Given records:
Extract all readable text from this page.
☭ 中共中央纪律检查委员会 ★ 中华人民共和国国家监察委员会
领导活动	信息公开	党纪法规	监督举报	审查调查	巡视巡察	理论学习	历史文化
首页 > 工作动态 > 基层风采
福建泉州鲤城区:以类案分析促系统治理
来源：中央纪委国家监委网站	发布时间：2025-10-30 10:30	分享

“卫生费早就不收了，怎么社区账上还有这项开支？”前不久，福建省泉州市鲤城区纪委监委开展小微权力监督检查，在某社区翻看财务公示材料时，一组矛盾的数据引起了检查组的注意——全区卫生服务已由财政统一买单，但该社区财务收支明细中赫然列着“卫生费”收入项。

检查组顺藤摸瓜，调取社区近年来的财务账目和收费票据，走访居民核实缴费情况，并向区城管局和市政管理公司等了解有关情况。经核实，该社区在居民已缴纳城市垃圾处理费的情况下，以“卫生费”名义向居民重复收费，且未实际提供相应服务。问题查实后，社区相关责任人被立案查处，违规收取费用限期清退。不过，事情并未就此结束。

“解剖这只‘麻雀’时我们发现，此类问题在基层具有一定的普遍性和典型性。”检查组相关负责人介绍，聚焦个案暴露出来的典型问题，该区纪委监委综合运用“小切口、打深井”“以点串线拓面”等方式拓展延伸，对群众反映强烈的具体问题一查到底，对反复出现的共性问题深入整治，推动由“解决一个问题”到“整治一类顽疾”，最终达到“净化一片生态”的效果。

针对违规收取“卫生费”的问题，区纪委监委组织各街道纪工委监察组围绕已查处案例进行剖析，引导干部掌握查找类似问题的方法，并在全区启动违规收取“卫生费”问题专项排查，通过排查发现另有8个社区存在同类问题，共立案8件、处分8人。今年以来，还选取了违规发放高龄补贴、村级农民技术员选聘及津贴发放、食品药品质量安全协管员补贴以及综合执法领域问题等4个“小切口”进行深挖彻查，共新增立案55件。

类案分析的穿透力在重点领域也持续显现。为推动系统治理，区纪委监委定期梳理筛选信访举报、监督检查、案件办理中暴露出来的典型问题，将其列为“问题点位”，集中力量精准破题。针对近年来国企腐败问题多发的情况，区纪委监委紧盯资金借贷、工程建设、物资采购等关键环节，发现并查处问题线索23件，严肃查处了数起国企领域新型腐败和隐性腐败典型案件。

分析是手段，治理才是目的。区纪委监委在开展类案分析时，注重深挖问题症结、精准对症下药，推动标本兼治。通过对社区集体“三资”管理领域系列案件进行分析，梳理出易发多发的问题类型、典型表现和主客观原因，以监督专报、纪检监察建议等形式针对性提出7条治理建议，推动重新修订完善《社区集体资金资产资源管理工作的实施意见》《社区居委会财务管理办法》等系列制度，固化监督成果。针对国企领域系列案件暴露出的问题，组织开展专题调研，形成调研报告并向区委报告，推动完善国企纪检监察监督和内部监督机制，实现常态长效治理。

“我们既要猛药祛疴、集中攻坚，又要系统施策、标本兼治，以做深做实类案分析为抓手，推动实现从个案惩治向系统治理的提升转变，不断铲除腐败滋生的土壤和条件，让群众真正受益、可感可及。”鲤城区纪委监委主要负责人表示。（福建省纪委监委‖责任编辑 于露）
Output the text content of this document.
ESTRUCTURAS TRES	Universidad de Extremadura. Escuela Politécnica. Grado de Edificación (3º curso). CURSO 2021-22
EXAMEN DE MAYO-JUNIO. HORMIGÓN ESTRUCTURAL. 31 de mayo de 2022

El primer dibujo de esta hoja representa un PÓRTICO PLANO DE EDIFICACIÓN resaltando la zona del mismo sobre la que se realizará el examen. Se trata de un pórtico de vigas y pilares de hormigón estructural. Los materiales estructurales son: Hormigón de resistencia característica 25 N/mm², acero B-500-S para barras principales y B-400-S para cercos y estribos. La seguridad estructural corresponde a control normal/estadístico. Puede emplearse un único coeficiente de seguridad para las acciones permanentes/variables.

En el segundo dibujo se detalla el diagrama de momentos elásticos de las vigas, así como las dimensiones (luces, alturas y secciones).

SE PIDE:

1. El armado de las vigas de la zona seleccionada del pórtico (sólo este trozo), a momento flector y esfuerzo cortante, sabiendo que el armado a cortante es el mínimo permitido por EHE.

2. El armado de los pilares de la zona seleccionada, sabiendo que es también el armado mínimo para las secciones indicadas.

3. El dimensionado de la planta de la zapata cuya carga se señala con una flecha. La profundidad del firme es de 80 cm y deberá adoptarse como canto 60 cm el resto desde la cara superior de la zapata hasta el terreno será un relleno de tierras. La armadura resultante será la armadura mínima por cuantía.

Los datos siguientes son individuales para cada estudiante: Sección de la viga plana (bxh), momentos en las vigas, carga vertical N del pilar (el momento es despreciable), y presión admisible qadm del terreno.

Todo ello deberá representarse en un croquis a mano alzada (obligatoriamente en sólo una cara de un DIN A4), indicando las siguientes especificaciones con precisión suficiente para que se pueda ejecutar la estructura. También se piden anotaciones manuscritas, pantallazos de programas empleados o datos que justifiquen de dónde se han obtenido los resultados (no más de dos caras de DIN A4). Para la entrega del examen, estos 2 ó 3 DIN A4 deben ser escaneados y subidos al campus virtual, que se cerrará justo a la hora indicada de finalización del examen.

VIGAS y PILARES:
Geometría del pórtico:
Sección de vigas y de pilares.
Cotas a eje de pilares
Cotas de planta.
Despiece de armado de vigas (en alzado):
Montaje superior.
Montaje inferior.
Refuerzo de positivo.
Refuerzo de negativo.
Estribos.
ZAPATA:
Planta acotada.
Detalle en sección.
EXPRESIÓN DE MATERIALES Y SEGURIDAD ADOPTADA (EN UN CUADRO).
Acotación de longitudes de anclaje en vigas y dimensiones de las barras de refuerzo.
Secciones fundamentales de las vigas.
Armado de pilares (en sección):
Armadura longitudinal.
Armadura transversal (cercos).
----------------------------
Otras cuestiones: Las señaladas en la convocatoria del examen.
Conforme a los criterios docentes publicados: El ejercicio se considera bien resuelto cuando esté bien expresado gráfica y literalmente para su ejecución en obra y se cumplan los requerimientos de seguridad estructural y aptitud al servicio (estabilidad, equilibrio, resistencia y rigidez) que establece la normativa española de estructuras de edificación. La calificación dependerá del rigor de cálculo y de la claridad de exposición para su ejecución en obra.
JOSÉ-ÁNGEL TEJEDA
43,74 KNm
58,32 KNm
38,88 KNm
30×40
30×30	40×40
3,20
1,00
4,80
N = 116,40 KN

Aim: Print the listing above in full, exactly as it is.

Result below:
Extract all readable text from this page.
☭ 中共中央纪律检查委员会 ★ 中华人民共和国国家监察委员会
领导活动	信息公开	党纪法规	监督举报	审查调查	巡视巡察	理论学习	历史文化
首页 > 工作动态 > 基层风采
福建泉州鲤城区:以类案分析促系统治理
来源：中央纪委国家监委网站	发布时间：2025-10-30 10:30	分享

“卫生费早就不收了，怎么社区账上还有这项开支？”前不久，福建省泉州市鲤城区纪委监委开展小微权力监督检查，在某社区翻看财务公示材料时，一组矛盾的数据引起了检查组的注意——全区卫生服务已由财政统一买单，但该社区财务收支明细中赫然列着“卫生费”收入项。

检查组顺藤摸瓜，调取社区近年来的财务账目和收费票据，走访居民核实缴费情况，并向区城管局和市政管理公司等了解有关情况。经核实，该社区在居民已缴纳城市垃圾处理费的情况下，以“卫生费”名义向居民重复收费，且未实际提供相应服务。问题查实后，社区相关责任人被立案查处，违规收取费用限期清退。不过，事情并未就此结束。

“解剖这只‘麻雀’时我们发现，此类问题在基层具有一定的普遍性和典型性。”检查组相关负责人介绍，聚焦个案暴露出来的典型问题，该区纪委监委综合运用“小切口、打深井”“以点串线拓面”等方式拓展延伸，对群众反映强烈的具体问题一查到底，对反复出现的共性问题深入整治，推动由“解决一个问题”到“整治一类顽疾”，最终达到“净化一片生态”的效果。

针对违规收取“卫生费”的问题，区纪委监委组织各街道纪工委监察组围绕已查处案例进行剖析，引导干部掌握查找类似问题的方法，并在全区启动违规收取“卫生费”问题专项排查，通过排查发现另有8个社区存在同类问题，共立案8件、处分8人。今年以来，还选取了违规发放高龄补贴、村级农民技术员选聘及津贴发放、食品药品质量安全协管员补贴以及综合执法领域问题等4个“小切口”进行深挖彻查，共新增立案55件。

类案分析的穿透力在重点领域也持续显现。为推动系统治理，区纪委监委定期梳理筛选信访举报、监督检查、案件办理中暴露出来的典型问题，将其列为“问题点位”，集中力量精准破题。针对近年来国企腐败问题多发的情况，区纪委监委紧盯资金借贷、工程建设、物资采购等关键环节，发现并查处问题线索23件，严肃查处了数起国企领域新型腐败和隐性腐败典型案件。

分析是手段，治理才是目的。区纪委监委在开展类案分析时，注重深挖问题症结、精准对症下药，推动标本兼治。通过对社区集体“三资”管理领域系列案件进行分析，梳理出易发多发的问题类型、典型表现和主客观原因，以监督专报、纪检监察建议等形式针对性提出7条治理建议，推动重新修订完善《社区集体资金资产资源管理工作的实施意见》《社区居委会财务管理办法》等系列制度，固化监督成果。针对国企领域系列案件暴露出的问题，组织开展专题调研，形成调研报告并向区委报告，推动完善国企纪检监察监督和内部监督机制，实现常态长效治理。

“我们既要猛药祛疴、集中攻坚，又要系统施策、标本兼治，以做深做实类案分析为抓手，推动实现从个案惩治向系统治理的提升转变，不断铲除腐败滋生的土壤和条件，让群众真正受益、可感可及。”鲤城区纪委监委主要负责人表示。（福建省纪委监委‖责任编辑 于露）
Output the text content of this document.
ESTRUCTURAS TRES	Universidad de Extremadura. Escuela Politécnica. Grado de Edificación (3º curso). CURSO 2021-22
EXAMEN DE MAYO-JUNIO. HORMIGÓN ESTRUCTURAL. 31 de mayo de 2022

El primer dibujo de esta hoja representa un PÓRTICO PLANO DE EDIFICACIÓN resaltando la zona del mismo sobre la que se realizará el examen. Se trata de un pórtico de vigas y pilares de hormigón estructural. Los materiales estructurales son: Hormigón de resistencia característica 25 N/mm², acero B-500-S para barras principales y B-400-S para cercos y estribos. La seguridad estructural corresponde a control normal/estadístico. Puede emplearse un único coeficiente de seguridad para las acciones permanentes/variables.

En el segundo dibujo se detalla el diagrama de momentos elásticos de las vigas, así como las dimensiones (luces, alturas y secciones).

SE PIDE:

1. El armado de las vigas de la zona seleccionada del pórtico (sólo este trozo), a momento flector y esfuerzo cortante, sabiendo que el armado a cortante es el mínimo permitido por EHE.

2. El armado de los pilares de la zona seleccionada, sabiendo que es también el armado mínimo para las secciones indicadas.

3. El dimensionado de la planta de la zapata cuya carga se señala con una flecha. La profundidad del firme es de 80 cm y deberá adoptarse como canto 60 cm el resto desde la cara superior de la zapata hasta el terreno será un relleno de tierras. La armadura resultante será la armadura mínima por cuantía.

Los datos siguientes son individuales para cada estudiante: Sección de la viga plana (bxh), momentos en las vigas, carga vertical N del pilar (el momento es despreciable), y presión admisible qadm del terreno.

Todo ello deberá representarse en un croquis a mano alzada (obligatoriamente en sólo una cara de un DIN A4), indicando las siguientes especificaciones con precisión suficiente para que se pueda ejecutar la estructura. También se piden anotaciones manuscritas, pantallazos de programas empleados o datos que justifiquen de dónde se han obtenido los resultados (no más de dos caras de DIN A4). Para la entrega del examen, estos 2 ó 3 DIN A4 deben ser escaneados y subidos al campus virtual, que se cerrará justo a la hora indicada de finalización del examen.

VIGAS y PILARES:
Geometría del pórtico:
Sección de vigas y de pilares.
Cotas a eje de pilares
Cotas de planta.
Despiece de armado de vigas (en alzado):
Montaje superior.
Montaje inferior.
Refuerzo de positivo.
Refuerzo de negativo.
Estribos.
ZAPATA:
Planta acotada.
Detalle en sección.
EXPRESIÓN DE MATERIALES Y SEGURIDAD ADOPTADA (EN UN CUADRO).
Acotación de longitudes de anclaje en vigas y dimensiones de las barras de refuerzo.
Secciones fundamentales de las vigas.
Armado de pilares (en sección):
Armadura longitudinal.
Armadura transversal (cercos).
----------------------------
Otras cuestiones: Las señaladas en la convocatoria del examen.
Conforme a los criterios docentes publicados: El ejercicio se considera bien resuelto cuando esté bien expresado gráfica y literalmente para su ejecución en obra y se cumplan los requerimientos de seguridad estructural y aptitud al servicio (estabilidad, equilibrio, resistencia y rigidez) que establece la normativa española de estructuras de edificación. La calificación dependerá del rigor de cálculo y de la claridad de exposición para su ejecución en obra.
JOSÉ-ÁNGEL TEJEDA
43,74 KNm
58,32 KNm
38,88 KNm
30×40
30×30	40×40
3,20
1,00
4,80
N = 116,40 KN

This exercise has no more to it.